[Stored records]
⁂
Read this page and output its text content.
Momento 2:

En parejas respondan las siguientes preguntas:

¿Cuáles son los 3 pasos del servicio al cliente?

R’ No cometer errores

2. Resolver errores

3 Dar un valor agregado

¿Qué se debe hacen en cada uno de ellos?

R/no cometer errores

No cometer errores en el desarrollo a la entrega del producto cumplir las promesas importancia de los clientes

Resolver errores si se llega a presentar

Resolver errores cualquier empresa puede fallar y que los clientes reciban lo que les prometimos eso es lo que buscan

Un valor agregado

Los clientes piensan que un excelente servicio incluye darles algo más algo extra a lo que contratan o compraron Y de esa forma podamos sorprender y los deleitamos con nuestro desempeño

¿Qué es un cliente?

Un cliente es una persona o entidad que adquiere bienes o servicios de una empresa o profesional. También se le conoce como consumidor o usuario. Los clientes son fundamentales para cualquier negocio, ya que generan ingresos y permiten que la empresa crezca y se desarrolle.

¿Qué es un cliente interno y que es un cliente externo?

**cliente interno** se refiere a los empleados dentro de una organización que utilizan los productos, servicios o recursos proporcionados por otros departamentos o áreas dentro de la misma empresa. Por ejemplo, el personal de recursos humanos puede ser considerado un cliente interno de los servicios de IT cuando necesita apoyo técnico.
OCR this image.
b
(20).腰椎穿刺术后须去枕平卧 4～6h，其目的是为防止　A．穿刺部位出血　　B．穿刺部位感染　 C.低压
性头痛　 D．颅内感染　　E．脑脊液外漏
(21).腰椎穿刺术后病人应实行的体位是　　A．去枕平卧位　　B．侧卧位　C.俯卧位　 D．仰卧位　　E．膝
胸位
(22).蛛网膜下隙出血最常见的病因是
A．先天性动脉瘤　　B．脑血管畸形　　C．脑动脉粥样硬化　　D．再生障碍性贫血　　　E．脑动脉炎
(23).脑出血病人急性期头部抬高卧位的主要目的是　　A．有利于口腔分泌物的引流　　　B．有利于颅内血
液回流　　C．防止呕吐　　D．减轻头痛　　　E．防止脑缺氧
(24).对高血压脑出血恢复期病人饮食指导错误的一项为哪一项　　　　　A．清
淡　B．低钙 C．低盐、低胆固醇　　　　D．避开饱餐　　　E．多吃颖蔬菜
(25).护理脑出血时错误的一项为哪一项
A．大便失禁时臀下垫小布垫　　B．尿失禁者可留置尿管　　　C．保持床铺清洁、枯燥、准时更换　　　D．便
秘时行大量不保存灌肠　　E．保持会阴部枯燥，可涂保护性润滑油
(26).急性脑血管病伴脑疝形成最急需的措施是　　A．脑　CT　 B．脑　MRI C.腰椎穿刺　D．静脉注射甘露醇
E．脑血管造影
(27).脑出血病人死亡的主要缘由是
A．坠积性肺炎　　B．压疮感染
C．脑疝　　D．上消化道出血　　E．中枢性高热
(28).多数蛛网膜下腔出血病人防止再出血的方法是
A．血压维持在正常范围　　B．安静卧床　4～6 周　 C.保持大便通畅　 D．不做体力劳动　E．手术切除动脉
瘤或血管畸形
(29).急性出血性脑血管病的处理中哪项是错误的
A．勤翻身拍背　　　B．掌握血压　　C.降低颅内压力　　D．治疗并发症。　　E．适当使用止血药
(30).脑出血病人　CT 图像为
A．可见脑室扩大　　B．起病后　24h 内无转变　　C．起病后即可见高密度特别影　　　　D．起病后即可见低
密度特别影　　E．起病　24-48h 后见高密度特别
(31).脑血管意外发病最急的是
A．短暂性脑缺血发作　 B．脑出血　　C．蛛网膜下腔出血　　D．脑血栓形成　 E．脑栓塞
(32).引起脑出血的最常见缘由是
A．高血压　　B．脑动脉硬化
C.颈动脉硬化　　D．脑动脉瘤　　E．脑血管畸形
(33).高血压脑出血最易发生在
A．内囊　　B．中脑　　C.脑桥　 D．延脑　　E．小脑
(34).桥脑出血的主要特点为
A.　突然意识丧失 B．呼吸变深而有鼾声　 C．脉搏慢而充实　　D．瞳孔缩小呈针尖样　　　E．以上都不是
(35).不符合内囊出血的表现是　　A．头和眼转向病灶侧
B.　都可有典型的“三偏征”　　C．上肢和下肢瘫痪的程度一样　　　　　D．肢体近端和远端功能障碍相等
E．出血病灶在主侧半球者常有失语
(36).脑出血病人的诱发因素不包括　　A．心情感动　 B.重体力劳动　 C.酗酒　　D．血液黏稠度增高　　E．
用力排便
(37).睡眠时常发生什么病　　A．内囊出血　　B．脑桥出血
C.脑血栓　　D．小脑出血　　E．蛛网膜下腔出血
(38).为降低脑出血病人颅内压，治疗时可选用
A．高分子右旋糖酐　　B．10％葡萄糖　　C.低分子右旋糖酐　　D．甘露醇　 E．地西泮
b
⁂
* _Exercise aim_
All the entries above need to be reproduced exactly.

* _Answer to this exercise_
Read this page and output its text content.
Momento 2:

En parejas respondan las siguientes preguntas:

¿Cuáles son los 3 pasos del servicio al cliente?

R’ No cometer errores

2. Resolver errores

3 Dar un valor agregado

¿Qué se debe hacen en cada uno de ellos?

R/no cometer errores

No cometer errores en el desarrollo a la entrega del producto cumplir las promesas importancia de los clientes

Resolver errores si se llega a presentar

Resolver errores cualquier empresa puede fallar y que los clientes reciban lo que les prometimos eso es lo que buscan

Un valor agregado

Los clientes piensan que un excelente servicio incluye darles algo más algo extra a lo que contratan o compraron Y de esa forma podamos sorprender y los deleitamos con nuestro desempeño

¿Qué es un cliente?

Un cliente es una persona o entidad que adquiere bienes o servicios de una empresa o profesional. También se le conoce como consumidor o usuario. Los clientes son fundamentales para cualquier negocio, ya que generan ingresos y permiten que la empresa crezca y se desarrolle.

¿Qué es un cliente interno y que es un cliente externo?

**cliente interno** se refiere a los empleados dentro de una organización que utilizan los productos, servicios o recursos proporcionados por otros departamentos o áreas dentro de la misma empresa. Por ejemplo, el personal de recursos humanos puede ser considerado un cliente interno de los servicios de IT cuando necesita apoyo técnico.
OCR this image.
b
(20).腰椎穿刺术后须去枕平卧 4～6h，其目的是为防止　A．穿刺部位出血　　B．穿刺部位感染　 C.低压
性头痛　 D．颅内感染　　E．脑脊液外漏
(21).腰椎穿刺术后病人应实行的体位是　　A．去枕平卧位　　B．侧卧位　C.俯卧位　 D．仰卧位　　E．膝
胸位
(22).蛛网膜下隙出血最常见的病因是
A．先天性动脉瘤　　B．脑血管畸形　　C．脑动脉粥样硬化　　D．再生障碍性贫血　　　E．脑动脉炎
(23).脑出血病人急性期头部抬高卧位的主要目的是　　A．有利于口腔分泌物的引流　　　B．有利于颅内血
液回流　　C．防止呕吐　　D．减轻头痛　　　E．防止脑缺氧
(24).对高血压脑出血恢复期病人饮食指导错误的一项为哪一项　　　　　A．清
淡　B．低钙 C．低盐、低胆固醇　　　　D．避开饱餐　　　E．多吃颖蔬菜
(25).护理脑出血时错误的一项为哪一项
A．大便失禁时臀下垫小布垫　　B．尿失禁者可留置尿管　　　C．保持床铺清洁、枯燥、准时更换　　　D．便
秘时行大量不保存灌肠　　E．保持会阴部枯燥，可涂保护性润滑油
(26).急性脑血管病伴脑疝形成最急需的措施是　　A．脑　CT　 B．脑　MRI C.腰椎穿刺　D．静脉注射甘露醇
E．脑血管造影
(27).脑出血病人死亡的主要缘由是
A．坠积性肺炎　　B．压疮感染
C．脑疝　　D．上消化道出血　　E．中枢性高热
(28).多数蛛网膜下腔出血病人防止再出血的方法是
A．血压维持在正常范围　　B．安静卧床　4～6 周　 C.保持大便通畅　 D．不做体力劳动　E．手术切除动脉
瘤或血管畸形
(29).急性出血性脑血管病的处理中哪项是错误的
A．勤翻身拍背　　　B．掌握血压　　C.降低颅内压力　　D．治疗并发症。　　E．适当使用止血药
(30).脑出血病人　CT 图像为
A．可见脑室扩大　　B．起病后　24h 内无转变　　C．起病后即可见高密度特别影　　　　D．起病后即可见低
密度特别影　　E．起病　24-48h 后见高密度特别
(31).脑血管意外发病最急的是
A．短暂性脑缺血发作　 B．脑出血　　C．蛛网膜下腔出血　　D．脑血栓形成　 E．脑栓塞
(32).引起脑出血的最常见缘由是
A．高血压　　B．脑动脉硬化
C.颈动脉硬化　　D．脑动脉瘤　　E．脑血管畸形
(33).高血压脑出血最易发生在
A．内囊　　B．中脑　　C.脑桥　 D．延脑　　E．小脑
(34).桥脑出血的主要特点为
A.　突然意识丧失 B．呼吸变深而有鼾声　 C．脉搏慢而充实　　D．瞳孔缩小呈针尖样　　　E．以上都不是
(35).不符合内囊出血的表现是　　A．头和眼转向病灶侧
B.　都可有典型的“三偏征”　　C．上肢和下肢瘫痪的程度一样　　　　　D．肢体近端和远端功能障碍相等
E．出血病灶在主侧半球者常有失语
(36).脑出血病人的诱发因素不包括　　A．心情感动　 B.重体力劳动　 C.酗酒　　D．血液黏稠度增高　　E．
用力排便
(37).睡眠时常发生什么病　　A．内囊出血　　B．脑桥出血
C.脑血栓　　D．小脑出血　　E．蛛网膜下腔出血
(38).为降低脑出血病人颅内压，治疗时可选用
A．高分子右旋糖酐　　B．10％葡萄糖　　C.低分子右旋糖酐　　D．甘露醇　 E．地西泮
b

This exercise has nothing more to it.